The entries that follow should be written out exactly.

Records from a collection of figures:
Begin

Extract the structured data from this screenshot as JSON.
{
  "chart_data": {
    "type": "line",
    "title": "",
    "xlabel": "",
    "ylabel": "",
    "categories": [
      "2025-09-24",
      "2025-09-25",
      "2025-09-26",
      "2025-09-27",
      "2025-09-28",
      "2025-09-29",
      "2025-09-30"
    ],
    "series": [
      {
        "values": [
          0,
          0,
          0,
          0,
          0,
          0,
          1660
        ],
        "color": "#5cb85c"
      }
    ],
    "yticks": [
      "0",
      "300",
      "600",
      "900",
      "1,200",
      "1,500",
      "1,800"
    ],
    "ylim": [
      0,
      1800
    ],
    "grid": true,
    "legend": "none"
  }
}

End

- **Solution for this problem**
Extract the structured data from this screenshot as JSON.
{
  "chart_data": {
    "type": "line",
    "title": "",
    "xlabel": "",
    "ylabel": "",
    "categories": [
      "2025-09-24",
      "2025-09-25",
      "2025-09-26",
      "2025-09-27",
      "2025-09-28",
      "2025-09-29",
      "2025-09-30"
    ],
    "series": [
      {
        "values": [
          0,
          0,
          0,
          0,
          0,
          0,
          1660
        ],
        "color": "#5cb85c"
      }
    ],
    "yticks": [
      "0",
      "300",
      "600",
      "900",
      "1,200",
      "1,500",
      "1,800"
    ],
    "ylim": [
      0,
      1800
    ],
    "grid": true,
    "legend": "none"
  }
}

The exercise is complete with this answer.